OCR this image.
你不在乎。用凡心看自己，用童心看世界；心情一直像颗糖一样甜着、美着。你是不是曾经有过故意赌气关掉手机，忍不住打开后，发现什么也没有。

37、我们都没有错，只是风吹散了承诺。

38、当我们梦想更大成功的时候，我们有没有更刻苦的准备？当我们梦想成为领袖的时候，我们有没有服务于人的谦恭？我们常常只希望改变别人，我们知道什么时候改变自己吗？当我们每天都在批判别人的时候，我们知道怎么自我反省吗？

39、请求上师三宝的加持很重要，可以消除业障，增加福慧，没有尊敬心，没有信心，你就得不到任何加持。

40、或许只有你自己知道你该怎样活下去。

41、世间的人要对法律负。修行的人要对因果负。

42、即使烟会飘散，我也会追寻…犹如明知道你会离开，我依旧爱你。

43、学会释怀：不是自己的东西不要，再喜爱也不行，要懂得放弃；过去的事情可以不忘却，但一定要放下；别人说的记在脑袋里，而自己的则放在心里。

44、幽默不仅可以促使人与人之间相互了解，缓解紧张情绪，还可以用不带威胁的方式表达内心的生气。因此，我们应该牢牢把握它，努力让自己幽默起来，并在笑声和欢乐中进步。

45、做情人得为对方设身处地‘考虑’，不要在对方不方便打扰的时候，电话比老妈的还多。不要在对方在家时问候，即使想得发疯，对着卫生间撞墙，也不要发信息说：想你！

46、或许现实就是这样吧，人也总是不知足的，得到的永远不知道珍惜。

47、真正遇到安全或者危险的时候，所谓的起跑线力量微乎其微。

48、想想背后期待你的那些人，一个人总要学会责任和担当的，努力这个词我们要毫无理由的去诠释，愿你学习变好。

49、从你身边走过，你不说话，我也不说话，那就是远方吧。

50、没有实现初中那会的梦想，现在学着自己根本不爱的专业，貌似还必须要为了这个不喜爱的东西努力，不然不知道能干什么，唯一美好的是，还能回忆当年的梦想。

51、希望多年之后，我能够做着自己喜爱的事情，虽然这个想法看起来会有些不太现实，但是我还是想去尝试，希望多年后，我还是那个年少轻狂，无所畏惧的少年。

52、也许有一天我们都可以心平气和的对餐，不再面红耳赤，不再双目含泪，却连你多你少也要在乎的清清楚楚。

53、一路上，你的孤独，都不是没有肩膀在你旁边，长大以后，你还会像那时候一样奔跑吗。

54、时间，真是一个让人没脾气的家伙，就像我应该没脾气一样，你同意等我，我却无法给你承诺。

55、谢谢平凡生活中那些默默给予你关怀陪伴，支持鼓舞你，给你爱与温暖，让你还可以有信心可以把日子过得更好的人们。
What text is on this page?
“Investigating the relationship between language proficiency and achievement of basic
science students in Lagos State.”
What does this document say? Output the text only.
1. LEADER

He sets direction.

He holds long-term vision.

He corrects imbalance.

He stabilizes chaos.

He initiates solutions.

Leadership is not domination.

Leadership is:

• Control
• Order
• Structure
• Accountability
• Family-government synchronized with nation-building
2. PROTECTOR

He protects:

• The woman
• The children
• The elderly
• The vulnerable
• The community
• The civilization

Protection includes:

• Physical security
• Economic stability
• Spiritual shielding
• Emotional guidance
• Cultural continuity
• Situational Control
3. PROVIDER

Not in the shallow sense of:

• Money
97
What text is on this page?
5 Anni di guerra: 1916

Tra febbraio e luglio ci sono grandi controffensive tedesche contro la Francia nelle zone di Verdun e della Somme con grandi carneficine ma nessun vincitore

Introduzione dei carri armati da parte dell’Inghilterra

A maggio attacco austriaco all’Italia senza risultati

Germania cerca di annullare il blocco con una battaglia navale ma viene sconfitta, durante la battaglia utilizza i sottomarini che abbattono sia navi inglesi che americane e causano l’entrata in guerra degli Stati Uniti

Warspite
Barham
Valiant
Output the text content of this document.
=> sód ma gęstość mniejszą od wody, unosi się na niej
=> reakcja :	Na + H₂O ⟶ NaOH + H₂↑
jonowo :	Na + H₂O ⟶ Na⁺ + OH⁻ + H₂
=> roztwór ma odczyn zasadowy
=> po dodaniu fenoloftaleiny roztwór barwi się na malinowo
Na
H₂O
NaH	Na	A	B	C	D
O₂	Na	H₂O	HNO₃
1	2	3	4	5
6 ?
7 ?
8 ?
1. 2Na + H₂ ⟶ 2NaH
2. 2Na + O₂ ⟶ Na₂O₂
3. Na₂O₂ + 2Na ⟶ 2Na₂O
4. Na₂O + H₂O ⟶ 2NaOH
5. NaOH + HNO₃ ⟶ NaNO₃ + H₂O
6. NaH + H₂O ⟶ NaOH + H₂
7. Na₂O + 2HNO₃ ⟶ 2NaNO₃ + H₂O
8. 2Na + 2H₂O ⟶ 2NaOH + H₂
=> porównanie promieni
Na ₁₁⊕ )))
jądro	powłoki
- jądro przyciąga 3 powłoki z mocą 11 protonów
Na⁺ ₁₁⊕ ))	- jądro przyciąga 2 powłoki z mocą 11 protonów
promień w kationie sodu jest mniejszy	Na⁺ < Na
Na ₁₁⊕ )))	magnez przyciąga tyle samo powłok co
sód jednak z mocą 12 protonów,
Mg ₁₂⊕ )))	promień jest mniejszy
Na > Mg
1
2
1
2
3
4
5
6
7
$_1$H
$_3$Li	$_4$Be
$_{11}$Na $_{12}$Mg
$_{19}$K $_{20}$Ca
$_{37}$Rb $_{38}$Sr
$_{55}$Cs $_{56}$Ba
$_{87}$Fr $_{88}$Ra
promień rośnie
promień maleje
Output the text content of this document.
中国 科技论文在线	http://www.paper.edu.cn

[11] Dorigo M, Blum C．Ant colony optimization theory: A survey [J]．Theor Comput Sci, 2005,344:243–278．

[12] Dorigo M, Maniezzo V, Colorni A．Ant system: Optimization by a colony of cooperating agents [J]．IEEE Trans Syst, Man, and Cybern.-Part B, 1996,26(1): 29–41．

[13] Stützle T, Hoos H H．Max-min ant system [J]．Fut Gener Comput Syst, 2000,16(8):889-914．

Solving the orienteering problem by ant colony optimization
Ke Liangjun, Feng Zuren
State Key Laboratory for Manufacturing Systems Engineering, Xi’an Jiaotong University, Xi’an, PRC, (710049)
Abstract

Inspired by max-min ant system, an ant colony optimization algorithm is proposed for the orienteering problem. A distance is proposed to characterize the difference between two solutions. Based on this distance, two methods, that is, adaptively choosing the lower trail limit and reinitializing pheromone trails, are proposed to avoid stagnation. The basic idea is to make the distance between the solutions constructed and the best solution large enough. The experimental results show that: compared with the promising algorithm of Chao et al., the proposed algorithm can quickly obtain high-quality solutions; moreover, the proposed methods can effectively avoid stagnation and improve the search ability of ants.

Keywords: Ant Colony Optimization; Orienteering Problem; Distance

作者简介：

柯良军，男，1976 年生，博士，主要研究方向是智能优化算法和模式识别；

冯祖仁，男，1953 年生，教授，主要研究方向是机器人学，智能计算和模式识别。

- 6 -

◆ ◆ ◆ ◆ ◆ ◆ ◆

Gather every line from the listing above in which the word "protonów" appears.

* EXERCISE SOLUTION
- jądro przyciąga 3 powłoki z mocą 11 protonów
Na⁺ ₁₁⊕ ))	- jądro przyciąga 2 powłoki z mocą 11 protonów
sód jednak z mocą 12 protonów,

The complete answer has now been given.